> [EXERCISE]:
Return, exactly, the line that contains "Give me the" together with all lines after it to the end of the entries, and no further lines.

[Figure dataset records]
==================================================

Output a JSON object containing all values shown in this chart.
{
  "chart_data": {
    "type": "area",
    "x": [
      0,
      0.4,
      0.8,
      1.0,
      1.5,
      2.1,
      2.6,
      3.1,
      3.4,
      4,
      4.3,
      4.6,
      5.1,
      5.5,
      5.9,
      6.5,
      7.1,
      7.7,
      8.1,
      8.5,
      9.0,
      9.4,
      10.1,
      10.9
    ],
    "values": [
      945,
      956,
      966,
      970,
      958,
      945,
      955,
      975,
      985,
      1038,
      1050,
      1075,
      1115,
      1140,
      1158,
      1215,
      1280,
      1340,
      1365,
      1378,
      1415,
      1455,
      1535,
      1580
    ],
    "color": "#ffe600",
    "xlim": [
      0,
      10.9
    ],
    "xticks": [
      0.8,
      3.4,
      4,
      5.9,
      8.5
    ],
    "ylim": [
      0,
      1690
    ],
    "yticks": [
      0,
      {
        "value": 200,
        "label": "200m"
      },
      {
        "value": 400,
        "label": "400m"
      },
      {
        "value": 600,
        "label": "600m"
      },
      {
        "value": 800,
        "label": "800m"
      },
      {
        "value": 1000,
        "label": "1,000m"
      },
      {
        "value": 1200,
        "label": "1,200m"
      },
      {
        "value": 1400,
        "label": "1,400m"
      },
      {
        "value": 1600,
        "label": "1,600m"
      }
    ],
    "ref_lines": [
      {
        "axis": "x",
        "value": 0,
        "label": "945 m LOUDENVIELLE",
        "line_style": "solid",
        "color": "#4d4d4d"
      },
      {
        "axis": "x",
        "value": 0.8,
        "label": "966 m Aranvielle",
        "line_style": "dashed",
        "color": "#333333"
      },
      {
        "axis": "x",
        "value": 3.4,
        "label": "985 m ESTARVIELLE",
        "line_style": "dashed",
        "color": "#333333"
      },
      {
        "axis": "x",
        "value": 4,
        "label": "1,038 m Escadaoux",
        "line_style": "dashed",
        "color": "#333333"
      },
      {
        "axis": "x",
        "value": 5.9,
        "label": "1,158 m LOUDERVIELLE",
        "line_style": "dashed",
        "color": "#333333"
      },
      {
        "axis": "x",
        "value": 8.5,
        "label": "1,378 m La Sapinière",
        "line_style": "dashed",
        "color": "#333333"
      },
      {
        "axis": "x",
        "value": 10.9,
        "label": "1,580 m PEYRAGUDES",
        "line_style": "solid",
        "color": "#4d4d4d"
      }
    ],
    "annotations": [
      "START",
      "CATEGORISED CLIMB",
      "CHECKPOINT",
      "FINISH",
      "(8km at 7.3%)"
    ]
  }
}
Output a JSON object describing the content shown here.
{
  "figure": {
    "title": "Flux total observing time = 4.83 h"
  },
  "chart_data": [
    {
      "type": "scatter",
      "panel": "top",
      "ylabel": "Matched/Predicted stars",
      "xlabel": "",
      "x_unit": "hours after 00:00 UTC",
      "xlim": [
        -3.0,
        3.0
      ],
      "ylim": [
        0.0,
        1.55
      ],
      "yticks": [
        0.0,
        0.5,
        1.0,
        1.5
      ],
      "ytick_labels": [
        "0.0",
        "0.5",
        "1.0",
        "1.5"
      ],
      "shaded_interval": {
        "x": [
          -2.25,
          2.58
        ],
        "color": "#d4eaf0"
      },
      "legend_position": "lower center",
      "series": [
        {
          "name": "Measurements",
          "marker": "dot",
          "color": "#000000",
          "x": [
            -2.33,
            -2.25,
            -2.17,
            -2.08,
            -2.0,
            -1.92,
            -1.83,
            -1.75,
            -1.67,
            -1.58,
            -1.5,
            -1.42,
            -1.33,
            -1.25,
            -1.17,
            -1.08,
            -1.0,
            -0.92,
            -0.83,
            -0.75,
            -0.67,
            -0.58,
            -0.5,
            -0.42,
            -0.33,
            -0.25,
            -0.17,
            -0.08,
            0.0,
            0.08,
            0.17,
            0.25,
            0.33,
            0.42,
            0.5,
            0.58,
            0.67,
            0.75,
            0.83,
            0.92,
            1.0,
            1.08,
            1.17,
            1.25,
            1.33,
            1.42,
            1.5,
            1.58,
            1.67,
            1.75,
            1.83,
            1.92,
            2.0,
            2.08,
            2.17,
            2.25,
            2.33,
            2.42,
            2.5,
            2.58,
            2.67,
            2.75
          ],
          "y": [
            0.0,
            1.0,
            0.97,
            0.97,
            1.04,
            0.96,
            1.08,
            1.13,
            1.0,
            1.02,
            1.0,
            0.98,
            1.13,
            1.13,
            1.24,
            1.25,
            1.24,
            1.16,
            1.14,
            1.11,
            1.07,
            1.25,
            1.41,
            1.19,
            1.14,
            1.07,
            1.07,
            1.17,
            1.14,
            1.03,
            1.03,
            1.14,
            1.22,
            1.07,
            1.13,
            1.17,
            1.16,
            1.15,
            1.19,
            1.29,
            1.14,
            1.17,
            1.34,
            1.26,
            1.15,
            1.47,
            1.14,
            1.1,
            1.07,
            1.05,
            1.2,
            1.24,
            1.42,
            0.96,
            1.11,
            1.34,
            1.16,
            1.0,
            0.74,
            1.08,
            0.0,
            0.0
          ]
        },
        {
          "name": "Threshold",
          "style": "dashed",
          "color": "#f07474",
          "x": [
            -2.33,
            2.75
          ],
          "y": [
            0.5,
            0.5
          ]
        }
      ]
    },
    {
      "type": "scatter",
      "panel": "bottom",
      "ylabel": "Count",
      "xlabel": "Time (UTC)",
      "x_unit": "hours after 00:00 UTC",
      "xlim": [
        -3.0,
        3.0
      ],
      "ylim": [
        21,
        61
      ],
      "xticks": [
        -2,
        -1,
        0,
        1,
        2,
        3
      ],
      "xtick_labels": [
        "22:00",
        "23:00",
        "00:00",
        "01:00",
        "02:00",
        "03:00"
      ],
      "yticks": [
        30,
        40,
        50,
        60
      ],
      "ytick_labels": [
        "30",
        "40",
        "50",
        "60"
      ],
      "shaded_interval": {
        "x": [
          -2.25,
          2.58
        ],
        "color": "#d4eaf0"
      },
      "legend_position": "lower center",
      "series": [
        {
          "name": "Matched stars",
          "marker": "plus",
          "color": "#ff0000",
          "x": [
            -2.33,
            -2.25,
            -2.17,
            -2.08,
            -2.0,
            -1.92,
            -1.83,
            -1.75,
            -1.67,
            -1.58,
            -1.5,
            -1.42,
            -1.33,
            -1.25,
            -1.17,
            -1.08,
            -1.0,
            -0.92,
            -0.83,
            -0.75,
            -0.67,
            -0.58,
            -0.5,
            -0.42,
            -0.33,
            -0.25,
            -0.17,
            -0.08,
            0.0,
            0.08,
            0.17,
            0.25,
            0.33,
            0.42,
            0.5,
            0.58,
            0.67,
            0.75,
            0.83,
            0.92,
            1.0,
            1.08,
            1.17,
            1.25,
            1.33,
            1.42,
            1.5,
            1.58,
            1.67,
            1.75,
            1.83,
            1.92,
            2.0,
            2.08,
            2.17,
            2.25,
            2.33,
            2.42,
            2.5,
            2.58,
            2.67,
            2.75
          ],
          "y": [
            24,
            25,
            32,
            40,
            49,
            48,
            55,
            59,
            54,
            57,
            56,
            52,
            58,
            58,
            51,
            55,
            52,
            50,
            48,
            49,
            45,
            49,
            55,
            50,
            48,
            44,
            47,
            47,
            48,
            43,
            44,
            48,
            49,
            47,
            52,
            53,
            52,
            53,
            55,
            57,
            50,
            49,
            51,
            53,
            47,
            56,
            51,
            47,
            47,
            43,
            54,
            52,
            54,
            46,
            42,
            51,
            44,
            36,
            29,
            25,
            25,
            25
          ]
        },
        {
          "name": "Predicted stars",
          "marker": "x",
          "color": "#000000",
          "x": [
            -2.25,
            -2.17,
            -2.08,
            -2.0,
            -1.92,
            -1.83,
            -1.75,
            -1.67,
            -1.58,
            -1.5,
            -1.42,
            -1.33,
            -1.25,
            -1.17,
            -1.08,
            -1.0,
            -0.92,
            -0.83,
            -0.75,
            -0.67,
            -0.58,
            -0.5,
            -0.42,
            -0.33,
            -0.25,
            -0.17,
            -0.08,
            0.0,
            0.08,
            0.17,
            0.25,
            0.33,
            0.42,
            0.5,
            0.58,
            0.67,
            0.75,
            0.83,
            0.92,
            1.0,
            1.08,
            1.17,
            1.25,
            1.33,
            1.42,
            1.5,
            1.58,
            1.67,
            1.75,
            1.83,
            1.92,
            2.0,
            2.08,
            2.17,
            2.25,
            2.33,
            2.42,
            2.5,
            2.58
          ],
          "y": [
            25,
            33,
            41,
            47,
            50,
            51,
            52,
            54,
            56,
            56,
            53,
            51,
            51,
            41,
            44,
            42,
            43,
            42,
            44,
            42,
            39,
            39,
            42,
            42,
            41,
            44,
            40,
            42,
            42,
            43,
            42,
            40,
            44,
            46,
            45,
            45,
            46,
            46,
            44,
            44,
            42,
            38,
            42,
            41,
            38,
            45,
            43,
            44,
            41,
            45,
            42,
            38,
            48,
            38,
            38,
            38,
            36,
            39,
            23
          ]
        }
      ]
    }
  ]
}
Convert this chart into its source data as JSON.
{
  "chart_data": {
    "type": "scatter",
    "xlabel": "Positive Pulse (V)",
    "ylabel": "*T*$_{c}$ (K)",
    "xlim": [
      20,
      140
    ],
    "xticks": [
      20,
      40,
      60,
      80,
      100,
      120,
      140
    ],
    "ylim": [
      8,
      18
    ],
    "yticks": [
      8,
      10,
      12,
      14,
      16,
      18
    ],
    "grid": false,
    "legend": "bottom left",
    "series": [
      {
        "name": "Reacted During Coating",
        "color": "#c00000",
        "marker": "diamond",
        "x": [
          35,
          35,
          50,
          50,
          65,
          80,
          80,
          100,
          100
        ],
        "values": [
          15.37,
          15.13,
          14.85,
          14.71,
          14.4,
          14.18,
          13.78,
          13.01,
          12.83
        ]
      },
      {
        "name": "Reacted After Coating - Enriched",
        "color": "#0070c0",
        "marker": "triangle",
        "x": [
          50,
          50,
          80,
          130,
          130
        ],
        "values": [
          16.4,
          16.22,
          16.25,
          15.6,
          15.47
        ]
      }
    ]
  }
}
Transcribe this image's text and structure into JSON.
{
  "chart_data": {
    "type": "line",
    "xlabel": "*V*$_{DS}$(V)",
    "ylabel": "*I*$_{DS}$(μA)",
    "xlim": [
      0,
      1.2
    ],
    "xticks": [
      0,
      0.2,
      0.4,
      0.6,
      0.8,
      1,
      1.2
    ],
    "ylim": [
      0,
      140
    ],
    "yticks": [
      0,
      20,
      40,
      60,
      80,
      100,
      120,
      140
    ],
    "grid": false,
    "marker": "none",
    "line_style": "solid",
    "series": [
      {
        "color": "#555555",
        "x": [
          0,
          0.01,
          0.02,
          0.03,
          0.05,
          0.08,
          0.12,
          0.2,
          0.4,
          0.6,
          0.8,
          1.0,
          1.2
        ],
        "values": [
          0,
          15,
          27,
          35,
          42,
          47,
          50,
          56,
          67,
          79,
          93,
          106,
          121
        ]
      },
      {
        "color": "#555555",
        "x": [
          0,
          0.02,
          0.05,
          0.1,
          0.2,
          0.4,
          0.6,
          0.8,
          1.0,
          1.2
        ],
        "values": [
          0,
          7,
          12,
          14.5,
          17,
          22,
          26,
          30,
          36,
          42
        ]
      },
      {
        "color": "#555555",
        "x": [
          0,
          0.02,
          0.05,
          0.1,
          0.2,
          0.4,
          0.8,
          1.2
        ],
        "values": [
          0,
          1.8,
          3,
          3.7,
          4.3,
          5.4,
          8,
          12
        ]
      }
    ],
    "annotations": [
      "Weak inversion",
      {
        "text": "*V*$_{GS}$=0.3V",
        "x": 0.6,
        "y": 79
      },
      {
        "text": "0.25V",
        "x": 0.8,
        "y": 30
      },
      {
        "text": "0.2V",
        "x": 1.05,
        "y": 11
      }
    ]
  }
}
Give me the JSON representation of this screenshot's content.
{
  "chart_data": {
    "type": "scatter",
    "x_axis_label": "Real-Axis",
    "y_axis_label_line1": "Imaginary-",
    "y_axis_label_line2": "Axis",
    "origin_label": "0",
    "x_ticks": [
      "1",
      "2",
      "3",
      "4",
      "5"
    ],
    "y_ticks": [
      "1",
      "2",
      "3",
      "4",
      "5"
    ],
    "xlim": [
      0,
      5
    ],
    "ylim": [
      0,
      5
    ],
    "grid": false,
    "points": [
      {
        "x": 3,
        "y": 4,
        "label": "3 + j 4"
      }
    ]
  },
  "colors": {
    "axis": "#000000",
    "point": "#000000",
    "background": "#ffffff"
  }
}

==================================================

> [SOLUTION FOR THIS TASK]:
Give me the JSON representation of this screenshot's content.
{
  "chart_data": {
    "type": "scatter",
    "x_axis_label": "Real-Axis",
    "y_axis_label_line1": "Imaginary-",
    "y_axis_label_line2": "Axis",
    "origin_label": "0",
    "x_ticks": [
      "1",
      "2",
      "3",
      "4",
      "5"
    ],
    "y_ticks": [
      "1",
      "2",
      "3",
      "4",
      "5"
    ],
    "xlim": [
      0,
      5
    ],
    "ylim": [
      0,
      5
    ],
    "grid": false,
    "points": [
      {
        "x": 3,
        "y": 4,
        "label": "3 + j 4"
      }
    ]
  },
  "colors": {
    "axis": "#000000",
    "point": "#000000",
    "background": "#ffffff"
  }
}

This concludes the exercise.